■ Your task
Could the data below be printed out exactly, with the pictures left out?

■ The data
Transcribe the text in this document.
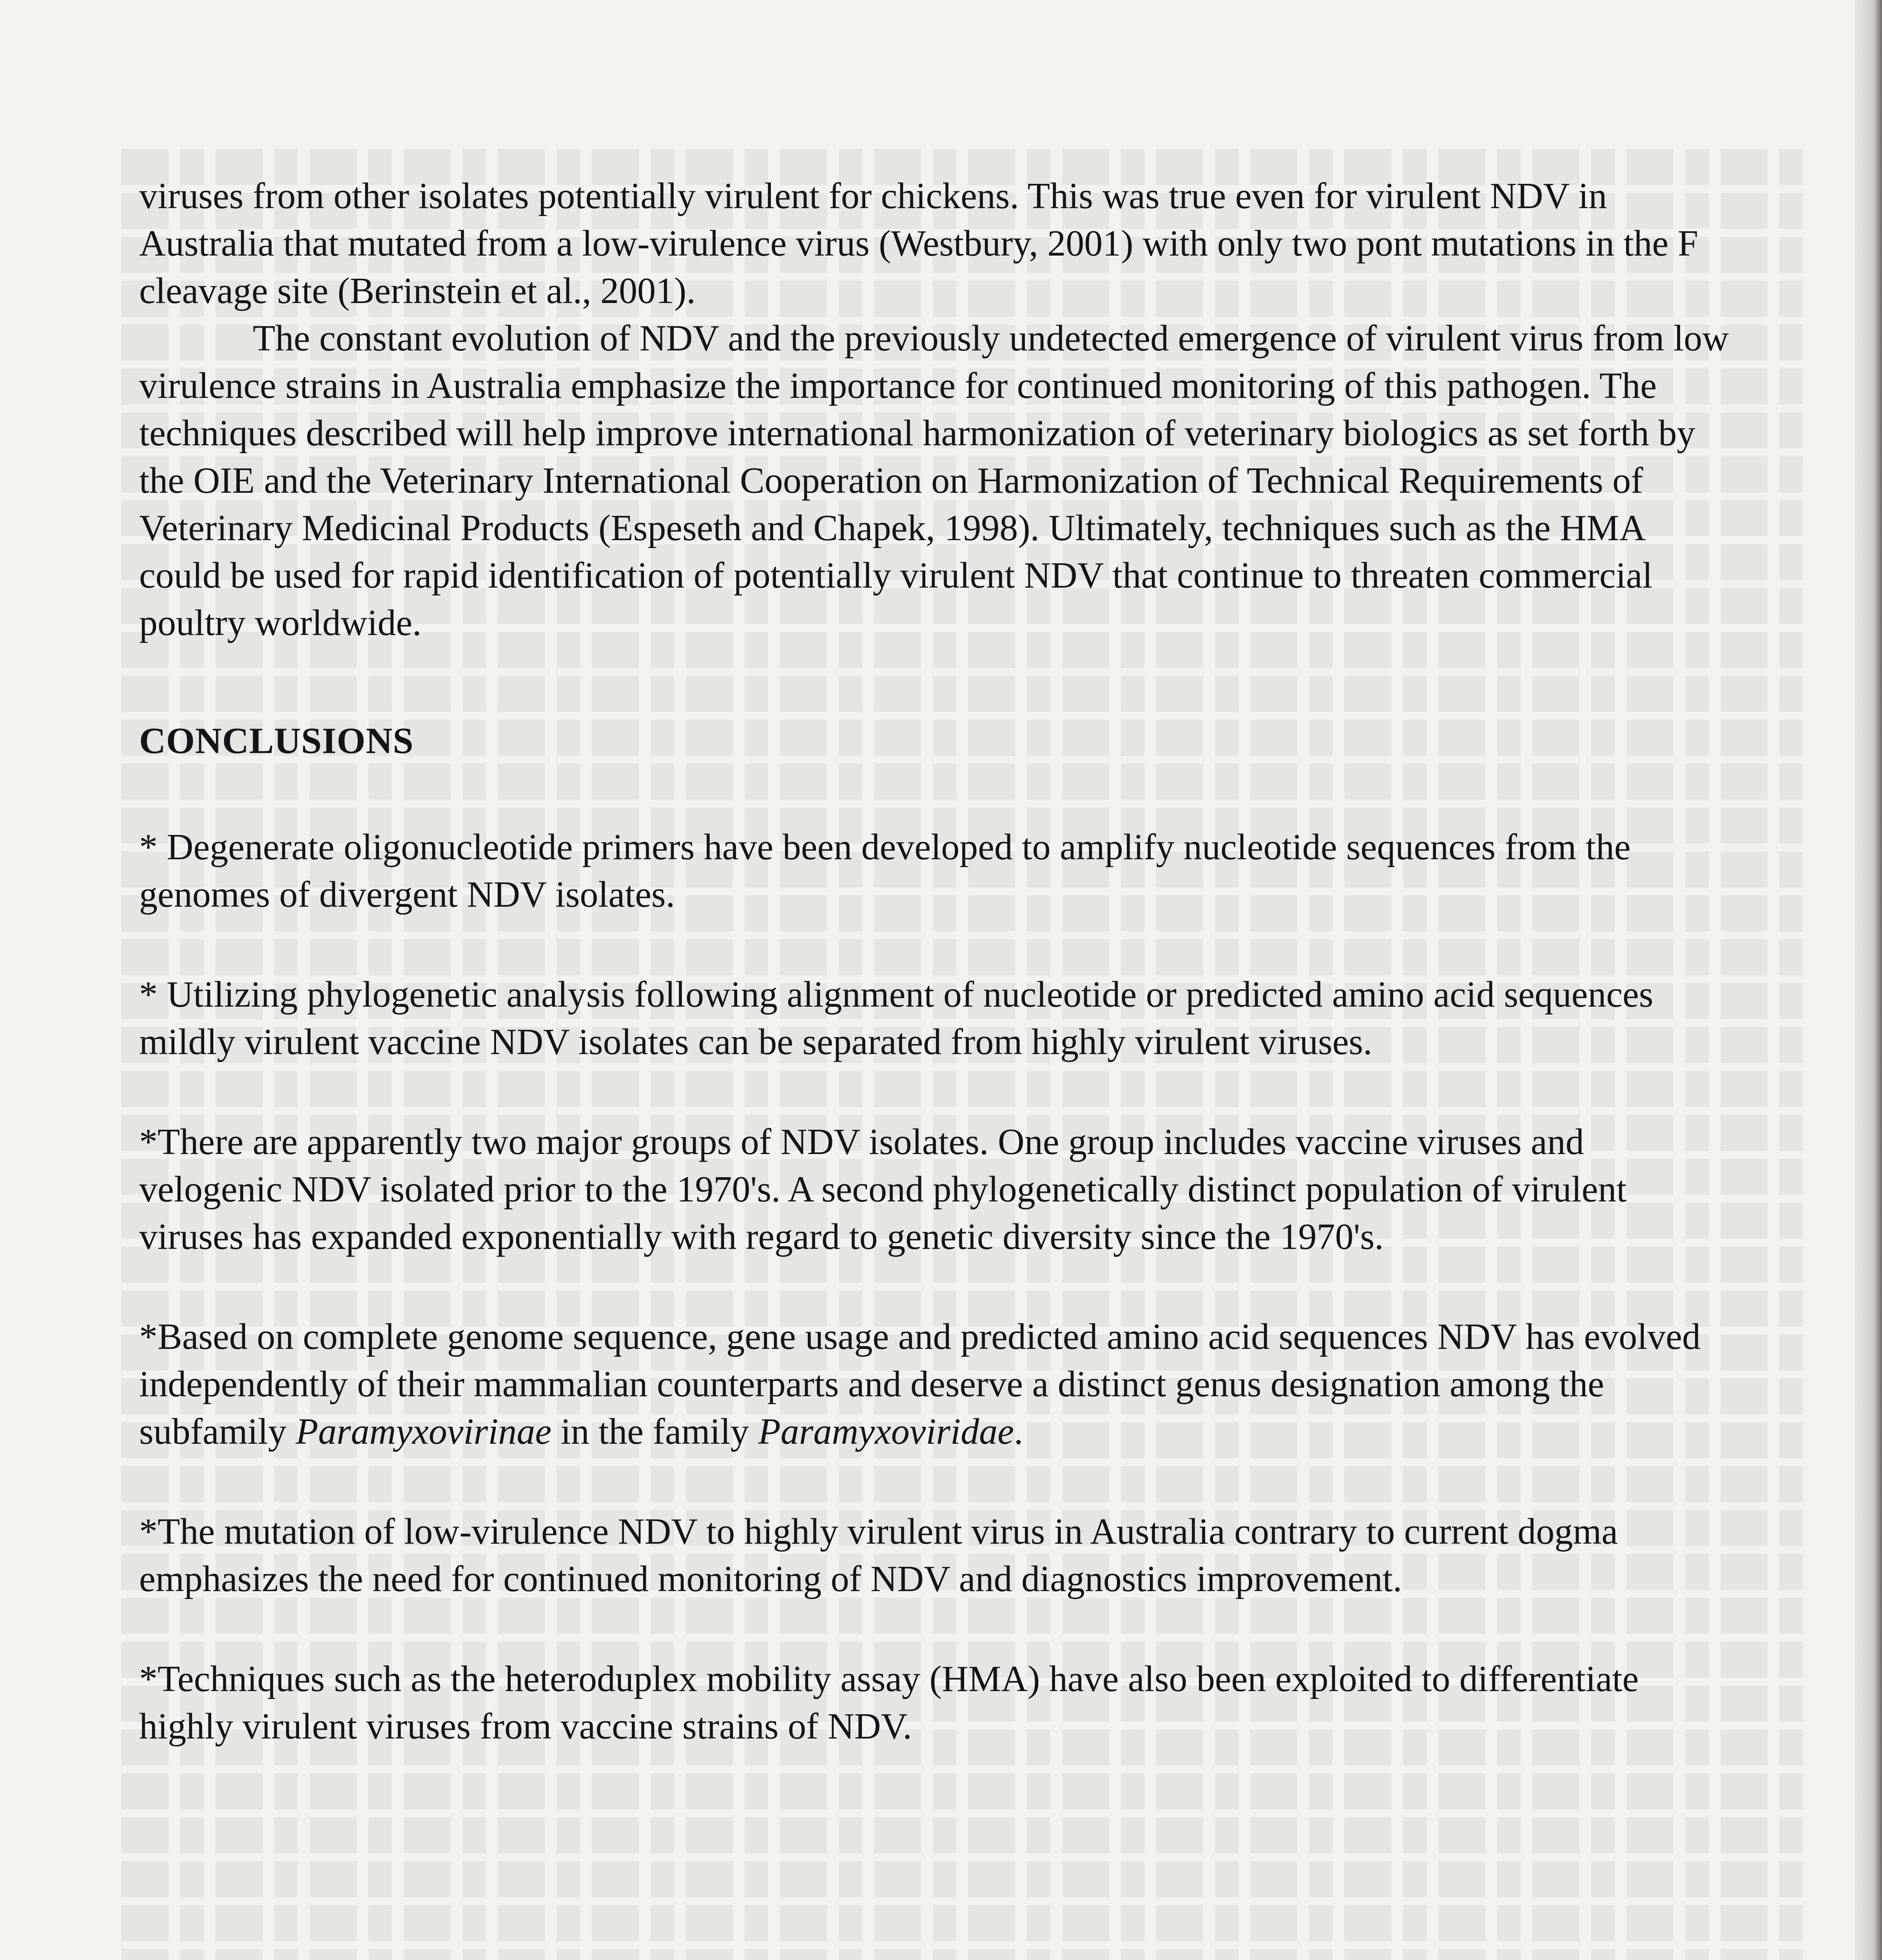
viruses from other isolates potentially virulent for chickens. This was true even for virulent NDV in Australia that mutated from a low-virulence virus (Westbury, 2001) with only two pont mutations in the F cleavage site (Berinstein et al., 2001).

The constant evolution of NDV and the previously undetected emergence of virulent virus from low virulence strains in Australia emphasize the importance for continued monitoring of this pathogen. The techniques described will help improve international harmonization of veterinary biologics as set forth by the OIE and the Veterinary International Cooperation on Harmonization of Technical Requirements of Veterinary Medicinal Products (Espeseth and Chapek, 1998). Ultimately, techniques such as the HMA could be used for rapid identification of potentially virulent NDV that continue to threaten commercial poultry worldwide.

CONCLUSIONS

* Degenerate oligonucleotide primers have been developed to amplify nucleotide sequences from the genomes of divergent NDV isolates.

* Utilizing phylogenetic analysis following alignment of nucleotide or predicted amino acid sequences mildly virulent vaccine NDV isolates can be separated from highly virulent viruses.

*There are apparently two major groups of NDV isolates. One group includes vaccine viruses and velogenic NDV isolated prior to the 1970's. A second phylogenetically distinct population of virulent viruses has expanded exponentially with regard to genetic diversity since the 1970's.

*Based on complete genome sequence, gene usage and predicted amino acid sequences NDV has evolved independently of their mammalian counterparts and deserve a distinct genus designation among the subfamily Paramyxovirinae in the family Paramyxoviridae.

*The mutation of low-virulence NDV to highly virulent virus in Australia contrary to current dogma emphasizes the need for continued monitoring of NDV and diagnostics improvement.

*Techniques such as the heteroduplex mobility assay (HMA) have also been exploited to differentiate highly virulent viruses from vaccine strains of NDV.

■ Exercise response
Transcribe the text in this document.
viruses from other isolates potentially virulent for chickens. This was true even for virulent NDV in Australia that mutated from a low-virulence virus (Westbury, 2001) with only two pont mutations in the F cleavage site (Berinstein et al., 2001).

The constant evolution of NDV and the previously undetected emergence of virulent virus from low virulence strains in Australia emphasize the importance for continued monitoring of this pathogen. The techniques described will help improve international harmonization of veterinary biologics as set forth by the OIE and the Veterinary International Cooperation on Harmonization of Technical Requirements of Veterinary Medicinal Products (Espeseth and Chapek, 1998). Ultimately, techniques such as the HMA could be used for rapid identification of potentially virulent NDV that continue to threaten commercial poultry worldwide.

CONCLUSIONS

* Degenerate oligonucleotide primers have been developed to amplify nucleotide sequences from the genomes of divergent NDV isolates.

* Utilizing phylogenetic analysis following alignment of nucleotide or predicted amino acid sequences mildly virulent vaccine NDV isolates can be separated from highly virulent viruses.

*There are apparently two major groups of NDV isolates. One group includes vaccine viruses and velogenic NDV isolated prior to the 1970's. A second phylogenetically distinct population of virulent viruses has expanded exponentially with regard to genetic diversity since the 1970's.

*Based on complete genome sequence, gene usage and predicted amino acid sequences NDV has evolved independently of their mammalian counterparts and deserve a distinct genus designation among the subfamily Paramyxovirinae in the family Paramyxoviridae.

*The mutation of low-virulence NDV to highly virulent virus in Australia contrary to current dogma emphasizes the need for continued monitoring of NDV and diagnostics improvement.

*Techniques such as the heteroduplex mobility assay (HMA) have also been exploited to differentiate highly virulent viruses from vaccine strains of NDV.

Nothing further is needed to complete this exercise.